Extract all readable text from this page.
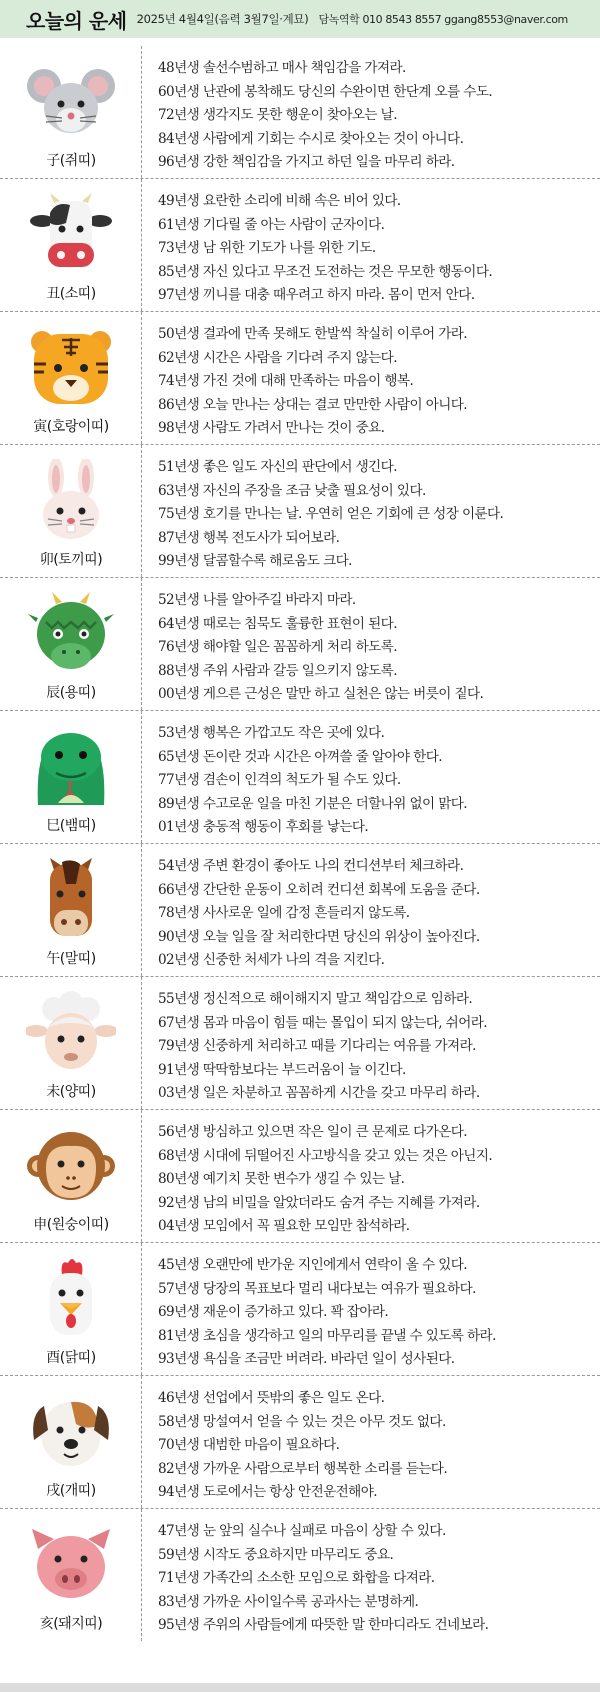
오늘의 운세 2025년 4월4일(음력 3월7일·계묘) 담녹역학 010 8543 8557 ggang8553@naver.com
子(쥐띠)
48년생 솔선수범하고 매사 책임감을 가져라.
60년생 난관에 봉착해도 당신의 수완이면 한단계 오를 수도.
72년생 생각지도 못한 행운이 찾아오는 날.
84년생 사람에게 기회는 수시로 찾아오는 것이 아니다.
96년생 강한 책임감을 가지고 하던 일을 마무리 하라.
丑(소띠)
49년생 요란한 소리에 비해 속은 비어 있다.
61년생 기다릴 줄 아는 사람이 군자이다.
73년생 남 위한 기도가 나를 위한 기도.
85년생 자신 있다고 무조건 도전하는 것은 무모한 행동이다.
97년생 끼니를 대충 때우려고 하지 마라. 몸이 먼저 안다.
寅(호랑이띠)
50년생 결과에 만족 못해도 한발씩 착실히 이루어 가라.
62년생 시간은 사람을 기다려 주지 않는다.
74년생 가진 것에 대해 만족하는 마음이 행복.
86년생 오늘 만나는 상대는 결코 만만한 사람이 아니다.
98년생 사람도 가려서 만나는 것이 중요.
卯(토끼띠)
51년생 좋은 일도 자신의 판단에서 생긴다.
63년생 자신의 주장을 조금 낮출 필요성이 있다.
75년생 호기를 만나는 날. 우연히 얻은 기회에 큰 성장 이룬다.
87년생 행복 전도사가 되어보라.
99년생 달콤할수록 해로움도 크다.
辰(용띠)
52년생 나를 알아주길 바라지 마라.
64년생 때로는 침묵도 훌륭한 표현이 된다.
76년생 해야할 일은 꼼꼼하게 처리 하도록.
88년생 주위 사람과 갈등 일으키지 않도록.
00년생 게으른 근성은 말만 하고 실천은 않는 버릇이 짙다.
巳(뱀띠)
53년생 행복은 가깝고도 작은 곳에 있다.
65년생 돈이란 것과 시간은 아껴쓸 줄 알아야 한다.
77년생 겸손이 인격의 척도가 될 수도 있다.
89년생 수고로운 일을 마친 기분은 더할나위 없이 맑다.
01년생 충동적 행동이 후회를 낳는다.
午(말띠)
54년생 주변 환경이 좋아도 나의 컨디션부터 체크하라.
66년생 간단한 운동이 오히려 컨디션 회복에 도움을 준다.
78년생 사사로운 일에 감정 흔들리지 않도록.
90년생 오늘 일을 잘 처리한다면 당신의 위상이 높아진다.
02년생 신중한 처세가 나의 격을 지킨다.
未(양띠)
55년생 정신적으로 해이해지지 말고 책임감으로 임하라.
67년생 몸과 마음이 힘들 때는 몰입이 되지 않는다, 쉬어라.
79년생 신중하게 처리하고 때를 기다리는 여유를 가져라.
91년생 딱딱함보다는 부드러움이 늘 이긴다.
03년생 일은 차분하고 꼼꼼하게 시간을 갖고 마무리 하라.
申(원숭이띠)
56년생 방심하고 있으면 작은 일이 큰 문제로 다가온다.
68년생 시대에 뒤떨어진 사고방식을 갖고 있는 것은 아닌지.
80년생 예기치 못한 변수가 생길 수 있는 날.
92년생 남의 비밀을 알았더라도 숨겨 주는 지혜를 가져라.
04년생 모임에서 꼭 필요한 모임만 참석하라.
酉(닭띠)
45년생 오랜만에 반가운 지인에게서 연락이 올 수 있다.
57년생 당장의 목표보다 멀리 내다보는 여유가 필요하다.
69년생 재운이 증가하고 있다. 꽉 잡아라.
81년생 초심을 생각하고 일의 마무리를 끝낼 수 있도록 하라.
93년생 욕심을 조금만 버려라. 바라던 일이 성사된다.
戌(개띠)
46년생 선업에서 뜻밖의 좋은 일도 온다.
58년생 망설여서 얻을 수 있는 것은 아무 것도 없다.
70년생 대범한 마음이 필요하다.
82년생 가까운 사람으로부터 행복한 소리를 듣는다.
94년생 도로에서는 항상 안전운전해야.
亥(돼지띠)
47년생 눈 앞의 실수나 실패로 마음이 상할 수 있다.
59년생 시작도 중요하지만 마무리도 중요.
71년생 가족간의 소소한 모임으로 화합을 다져라.
83년생 가까운 사이일수록 공과사는 분명하게.
95년생 주위의 사람들에게 따뜻한 말 한마디라도 건네보라.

····················

=== WORK TO DO ===
Among the lines of the material, find those that hold the word "필요하다" and copy them.

=== FINAL ANSWER ===
57년생 당장의 목표보다 멀리 내다보는 여유가 필요하다.
70년생 대범한 마음이 필요하다.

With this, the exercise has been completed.